__Task objective__
Every entry must be echoed exactly.

==========

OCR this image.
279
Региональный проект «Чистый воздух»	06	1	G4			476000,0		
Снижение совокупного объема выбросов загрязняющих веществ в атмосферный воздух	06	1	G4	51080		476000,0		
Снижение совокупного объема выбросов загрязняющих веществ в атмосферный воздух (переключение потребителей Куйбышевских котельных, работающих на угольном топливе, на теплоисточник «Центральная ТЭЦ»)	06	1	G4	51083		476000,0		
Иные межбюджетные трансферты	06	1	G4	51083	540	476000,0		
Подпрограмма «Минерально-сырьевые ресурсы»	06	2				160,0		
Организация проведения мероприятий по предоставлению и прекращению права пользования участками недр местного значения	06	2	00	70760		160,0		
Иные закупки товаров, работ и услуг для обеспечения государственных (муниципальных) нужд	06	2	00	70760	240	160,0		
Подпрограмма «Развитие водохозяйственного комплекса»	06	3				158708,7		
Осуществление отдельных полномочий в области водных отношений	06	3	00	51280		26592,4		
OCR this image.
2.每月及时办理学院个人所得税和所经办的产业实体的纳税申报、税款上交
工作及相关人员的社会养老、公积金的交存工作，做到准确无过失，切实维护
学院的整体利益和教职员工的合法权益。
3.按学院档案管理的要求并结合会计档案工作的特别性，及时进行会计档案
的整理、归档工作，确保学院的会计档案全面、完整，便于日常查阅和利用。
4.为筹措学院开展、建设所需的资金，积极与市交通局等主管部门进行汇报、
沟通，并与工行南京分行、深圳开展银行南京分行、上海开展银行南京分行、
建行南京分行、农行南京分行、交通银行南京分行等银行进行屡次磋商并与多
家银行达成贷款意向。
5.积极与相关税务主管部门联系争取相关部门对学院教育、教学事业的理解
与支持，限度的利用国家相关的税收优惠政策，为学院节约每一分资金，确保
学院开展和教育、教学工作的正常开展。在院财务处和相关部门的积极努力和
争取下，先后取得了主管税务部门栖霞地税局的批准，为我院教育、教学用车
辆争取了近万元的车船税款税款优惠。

==========

__Final answer__
OCR this image.
279
Региональный проект «Чистый воздух»	06	1	G4			476000,0		
Снижение совокупного объема выбросов загрязняющих веществ в атмосферный воздух	06	1	G4	51080		476000,0		
Снижение совокупного объема выбросов загрязняющих веществ в атмосферный воздух (переключение потребителей Куйбышевских котельных, работающих на угольном топливе, на теплоисточник «Центральная ТЭЦ»)	06	1	G4	51083		476000,0		
Иные межбюджетные трансферты	06	1	G4	51083	540	476000,0		
Подпрограмма «Минерально-сырьевые ресурсы»	06	2				160,0		
Организация проведения мероприятий по предоставлению и прекращению права пользования участками недр местного значения	06	2	00	70760		160,0		
Иные закупки товаров, работ и услуг для обеспечения государственных (муниципальных) нужд	06	2	00	70760	240	160,0		
Подпрограмма «Развитие водохозяйственного комплекса»	06	3				158708,7		
Осуществление отдельных полномочий в области водных отношений	06	3	00	51280		26592,4		
OCR this image.
2.每月及时办理学院个人所得税和所经办的产业实体的纳税申报、税款上交
工作及相关人员的社会养老、公积金的交存工作，做到准确无过失，切实维护
学院的整体利益和教职员工的合法权益。
3.按学院档案管理的要求并结合会计档案工作的特别性，及时进行会计档案
的整理、归档工作，确保学院的会计档案全面、完整，便于日常查阅和利用。
4.为筹措学院开展、建设所需的资金，积极与市交通局等主管部门进行汇报、
沟通，并与工行南京分行、深圳开展银行南京分行、上海开展银行南京分行、
建行南京分行、农行南京分行、交通银行南京分行等银行进行屡次磋商并与多
家银行达成贷款意向。
5.积极与相关税务主管部门联系争取相关部门对学院教育、教学事业的理解
与支持，限度的利用国家相关的税收优惠政策，为学院节约每一分资金，确保
学院开展和教育、教学工作的正常开展。在院财务处和相关部门的积极努力和
争取下，先后取得了主管税务部门栖霞地税局的批准，为我院教育、教学用车
辆争取了近万元的车船税款税款优惠。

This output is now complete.